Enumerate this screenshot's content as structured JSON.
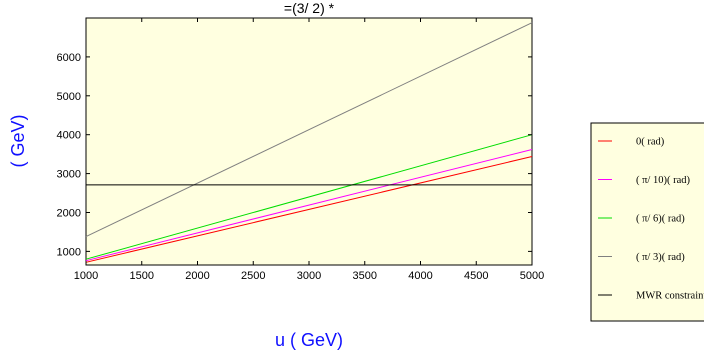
{
  "chart_data": {
    "type": "line",
    "title": "=(3/ 2) *",
    "xlabel": "u ( GeV)",
    "ylabel": "( GeV)",
    "xlim": [
      1000,
      5000
    ],
    "ylim": [
      650,
      7000
    ],
    "x_ticks": [
      "1000",
      "1500",
      "2000",
      "2500",
      "3000",
      "3500",
      "4000",
      "4500",
      "5000"
    ],
    "y_ticks": [
      "1000",
      "2000",
      "3000",
      "4000",
      "5000",
      "6000"
    ],
    "grid": false,
    "legend_position": "right",
    "series": [
      {
        "name": "0( rad)",
        "color": "#ff0000",
        "x": [
          1000,
          5000
        ],
        "y": [
          720,
          3440
        ]
      },
      {
        "name": "( π/ 10)( rad)",
        "color": "#ff00ff",
        "x": [
          1000,
          5000
        ],
        "y": [
          760,
          3620
        ]
      },
      {
        "name": "( π/ 6)( rad)",
        "color": "#00dd00",
        "x": [
          1000,
          5000
        ],
        "y": [
          800,
          4000
        ]
      },
      {
        "name": "( π/ 3)( rad)",
        "color": "#808080",
        "x": [
          1000,
          5000
        ],
        "y": [
          1380,
          6880
        ]
      },
      {
        "name": "MWR constraint",
        "color": "#000000",
        "x": [
          1000,
          5000
        ],
        "y": [
          2710,
          2710
        ]
      }
    ]
  }
}
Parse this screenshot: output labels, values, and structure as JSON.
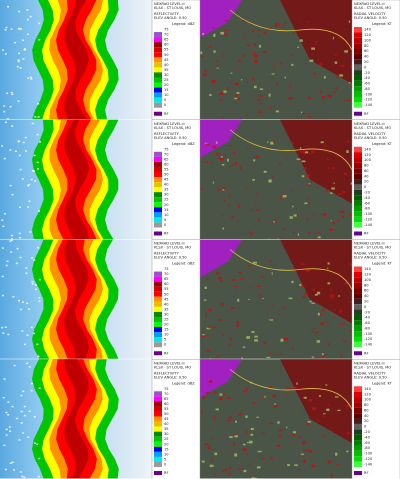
{
  "rows": [
    {
      "reflectivity": {
        "header": [
          "NEXRAD LEVEL-II",
          "KLSX - ST LOUIS, MO"
        ],
        "product": "REFLECTIVITY",
        "elevation": "ELEV ANGLE: 0.50"
      },
      "velocity": {
        "header": [
          "NEXRAD LEVEL-II",
          "KLSX - ST LOUIS, MO"
        ],
        "product": "RADIAL VELOCITY",
        "elevation": "ELEV ANGLE: 0.50"
      }
    },
    {
      "reflectivity": {
        "header": [
          "NEXRAD LEVEL-II",
          "KLSX - ST LOUIS, MO"
        ],
        "product": "REFLECTIVITY",
        "elevation": "ELEV ANGLE: 0.50"
      },
      "velocity": {
        "header": [
          "NEXRAD LEVEL-II",
          "KLSX - ST LOUIS, MO"
        ],
        "product": "RADIAL VELOCITY",
        "elevation": "ELEV ANGLE: 0.50"
      }
    },
    {
      "reflectivity": {
        "header": [
          "NEXRAD LEVEL-II",
          "KLSX - ST LOUIS, MO"
        ],
        "product": "REFLECTIVITY",
        "elevation": "ELEV ANGLE: 0.50"
      },
      "velocity": {
        "header": [
          "NEXRAD LEVEL-II",
          "KLSX - ST LOUIS, MO"
        ],
        "product": "RADIAL VELOCITY",
        "elevation": "ELEV ANGLE: 0.50"
      }
    },
    {
      "reflectivity": {
        "header": [
          "NEXRAD LEVEL-II",
          "KLSX - ST LOUIS, MO"
        ],
        "product": "REFLECTIVITY",
        "elevation": "ELEV ANGLE: 0.50"
      },
      "velocity": {
        "header": [
          "NEXRAD LEVEL-II",
          "KLSX - ST LOUIS, MO"
        ],
        "product": "RADIAL VELOCITY",
        "elevation": "ELEV ANGLE: 0.50"
      }
    }
  ],
  "legends": {
    "reflectivity": {
      "title": "Legend: dBZ",
      "labels": [
        "75",
        "70",
        "65",
        "60",
        "55",
        "50",
        "45",
        "40",
        "35",
        "30",
        "25",
        "20",
        "15",
        "10",
        "5",
        "0"
      ],
      "rf": "RF"
    },
    "velocity": {
      "title": "Legend: KT",
      "labels": [
        "140",
        "120",
        "100",
        "80",
        "60",
        "40",
        "20",
        "0",
        "-20",
        "-40",
        "-60",
        "-80",
        "-100",
        "-120",
        "-140"
      ],
      "rf": "RF"
    }
  }
}
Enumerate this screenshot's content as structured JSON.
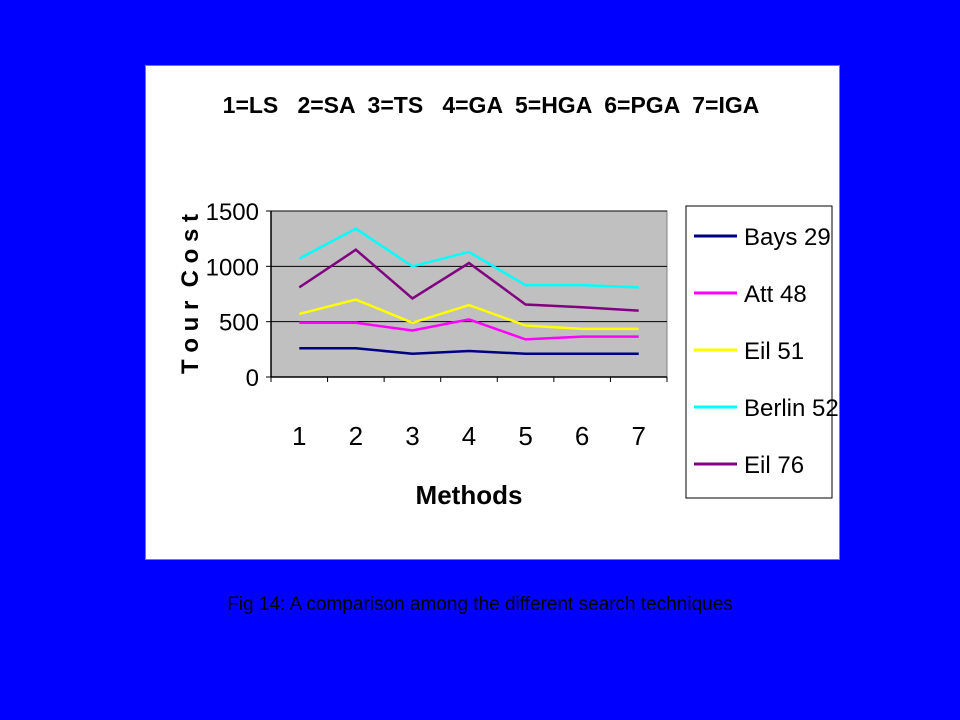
{
  "background_color": "#0000FF",
  "caption": "Fig 14: A comparison among the different search techniques",
  "chart_data": {
    "type": "line",
    "title": "1=LS   2=SA  3=TS   4=GA  5=HGA  6=PGA  7=IGA",
    "xlabel": "Methods",
    "ylabel": "T o u r  C o s t",
    "categories": [
      "1",
      "2",
      "3",
      "4",
      "5",
      "6",
      "7"
    ],
    "ylim": [
      0,
      1500
    ],
    "yticks": [
      "0",
      "500",
      "1000",
      "1500"
    ],
    "grid": true,
    "plot_background": "#C0C0C0",
    "legend_position": "right",
    "series": [
      {
        "name": "Bays 29",
        "color": "#000080",
        "values": [
          260,
          260,
          210,
          235,
          210,
          210,
          210
        ]
      },
      {
        "name": "Att 48",
        "color": "#FF00FF",
        "values": [
          490,
          490,
          420,
          520,
          340,
          365,
          365
        ]
      },
      {
        "name": "Eil 51",
        "color": "#FFFF00",
        "values": [
          570,
          700,
          490,
          650,
          465,
          435,
          435
        ]
      },
      {
        "name": "Berlin 52",
        "color": "#00FFFF",
        "values": [
          1070,
          1340,
          1000,
          1130,
          830,
          830,
          810
        ]
      },
      {
        "name": "Eil 76",
        "color": "#800080",
        "values": [
          810,
          1150,
          710,
          1030,
          655,
          630,
          600
        ]
      }
    ]
  }
}
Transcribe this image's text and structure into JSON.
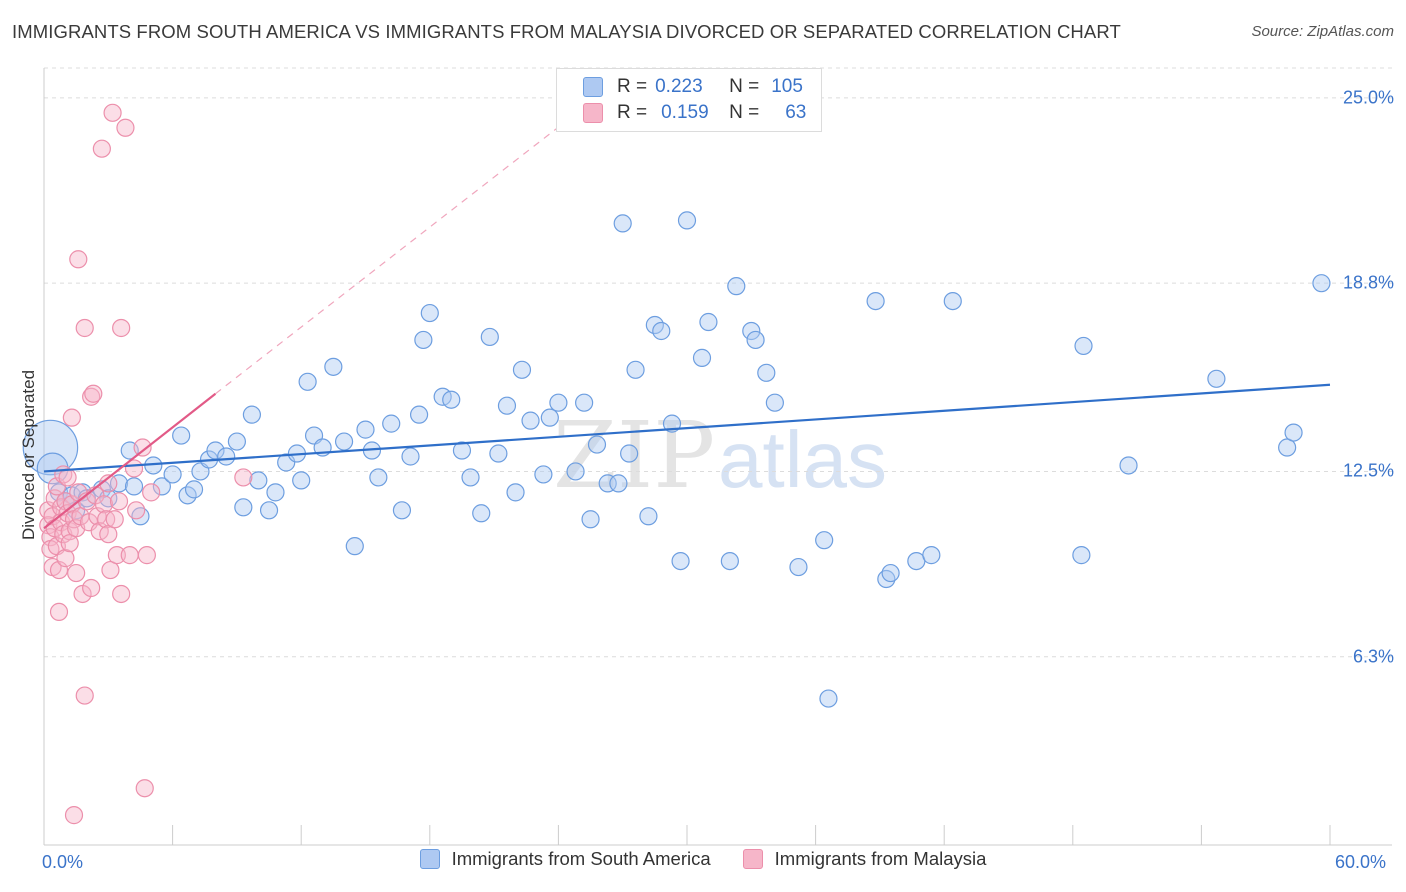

===============

Print all entries exactly. The images do not belong in the copy.

Enumerate this screenshot's content as structured JSON.
{
  "chart_data": {
    "type": "line",
    "title": "=(3/ 2) *",
    "xlabel": "u ( GeV)",
    "ylabel": "( GeV)",
    "xlim": [
      1000,
      5000
    ],
    "ylim": [
      650,
      7000
    ],
    "x_ticks": [
      "1000",
      "1500",
      "2000",
      "2500",
      "3000",
      "3500",
      "4000",
      "4500",
      "5000"
    ],
    "y_ticks": [
      "1000",
      "2000",
      "3000",
      "4000",
      "5000",
      "6000"
    ],
    "grid": false,
    "legend_position": "right",
    "series": [
      {
        "name": "0( rad)",
        "color": "#ff0000",
        "x": [
          1000,
          5000
        ],
        "y": [
          720,
          3440
        ]
      },
      {
        "name": "( π/ 10)( rad)",
        "color": "#ff00ff",
        "x": [
          1000,
          5000
        ],
        "y": [
          760,
          3620
        ]
      },
      {
        "name": "( π/ 6)( rad)",
        "color": "#00dd00",
        "x": [
          1000,
          5000
        ],
        "y": [
          800,
          4000
        ]
      },
      {
        "name": "( π/ 3)( rad)",
        "color": "#808080",
        "x": [
          1000,
          5000
        ],
        "y": [
          1380,
          6880
        ]
      },
      {
        "name": "MWR constraint",
        "color": "#000000",
        "x": [
          1000,
          5000
        ],
        "y": [
          2710,
          2710
        ]
      }
    ]
  }
}
Parse this screenshot: output labels, values, and structure as JSON.
{
  "rows": [
    {
      "reflectivity": {
        "header": [
          "NEXRAD LEVEL-II",
          "KLSX - ST LOUIS, MO"
        ],
        "product": "REFLECTIVITY",
        "elevation": "ELEV ANGLE: 0.50"
      },
      "velocity": {
        "header": [
          "NEXRAD LEVEL-II",
          "KLSX - ST LOUIS, MO"
        ],
        "product": "RADIAL VELOCITY",
        "elevation": "ELEV ANGLE: 0.50"
      }
    },
    {
      "reflectivity": {
        "header": [
          "NEXRAD LEVEL-II",
          "KLSX - ST LOUIS, MO"
        ],
        "product": "REFLECTIVITY",
        "elevation": "ELEV ANGLE: 0.50"
      },
      "velocity": {
        "header": [
          "NEXRAD LEVEL-II",
          "KLSX - ST LOUIS, MO"
        ],
        "product": "RADIAL VELOCITY",
        "elevation": "ELEV ANGLE: 0.50"
      }
    },
    {
      "reflectivity": {
        "header": [
          "NEXRAD LEVEL-II",
          "KLSX - ST LOUIS, MO"
        ],
        "product": "REFLECTIVITY",
        "elevation": "ELEV ANGLE: 0.50"
      },
      "velocity": {
        "header": [
          "NEXRAD LEVEL-II",
          "KLSX - ST LOUIS, MO"
        ],
        "product": "RADIAL VELOCITY",
        "elevation": "ELEV ANGLE: 0.50"
      }
    },
    {
      "reflectivity": {
        "header": [
          "NEXRAD LEVEL-II",
          "KLSX - ST LOUIS, MO"
        ],
        "product": "REFLECTIVITY",
        "elevation": "ELEV ANGLE: 0.50"
      },
      "velocity": {
        "header": [
          "NEXRAD LEVEL-II",
          "KLSX - ST LOUIS, MO"
        ],
        "product": "RADIAL VELOCITY",
        "elevation": "ELEV ANGLE: 0.50"
      }
    }
  ],
  "legends": {
    "reflectivity": {
      "title": "Legend: dBZ",
      "labels": [
        "75",
        "70",
        "65",
        "60",
        "55",
        "50",
        "45",
        "40",
        "35",
        "30",
        "25",
        "20",
        "15",
        "10",
        "5",
        "0"
      ],
      "rf": "RF"
    },
    "velocity": {
      "title": "Legend: KT",
      "labels": [
        "140",
        "120",
        "100",
        "80",
        "60",
        "40",
        "20",
        "0",
        "-20",
        "-40",
        "-60",
        "-80",
        "-100",
        "-120",
        "-140"
      ],
      "rf": "RF"
    }
  }
}
Enumerate this screenshot's content as structured JSON.
{
  "background_color": "#0000FF",
  "caption": "Fig 14: A comparison among the different search techniques",
  "chart_data": {
    "type": "line",
    "title": "1=LS   2=SA  3=TS   4=GA  5=HGA  6=PGA  7=IGA",
    "xlabel": "Methods",
    "ylabel": "T o u r  C o s t",
    "categories": [
      "1",
      "2",
      "3",
      "4",
      "5",
      "6",
      "7"
    ],
    "ylim": [
      0,
      1500
    ],
    "yticks": [
      "0",
      "500",
      "1000",
      "1500"
    ],
    "grid": true,
    "plot_background": "#C0C0C0",
    "legend_position": "right",
    "series": [
      {
        "name": "Bays 29",
        "color": "#000080",
        "values": [
          260,
          260,
          210,
          235,
          210,
          210,
          210
        ]
      },
      {
        "name": "Att 48",
        "color": "#FF00FF",
        "values": [
          490,
          490,
          420,
          520,
          340,
          365,
          365
        ]
      },
      {
        "name": "Eil 51",
        "color": "#FFFF00",
        "values": [
          570,
          700,
          490,
          650,
          465,
          435,
          435
        ]
      },
      {
        "name": "Berlin 52",
        "color": "#00FFFF",
        "values": [
          1070,
          1340,
          1000,
          1130,
          830,
          830,
          810
        ]
      },
      {
        "name": "Eil 76",
        "color": "#800080",
        "values": [
          810,
          1150,
          710,
          1030,
          655,
          630,
          600
        ]
      }
    ]
  }
}
Transcribe this image's text and structure into JSON.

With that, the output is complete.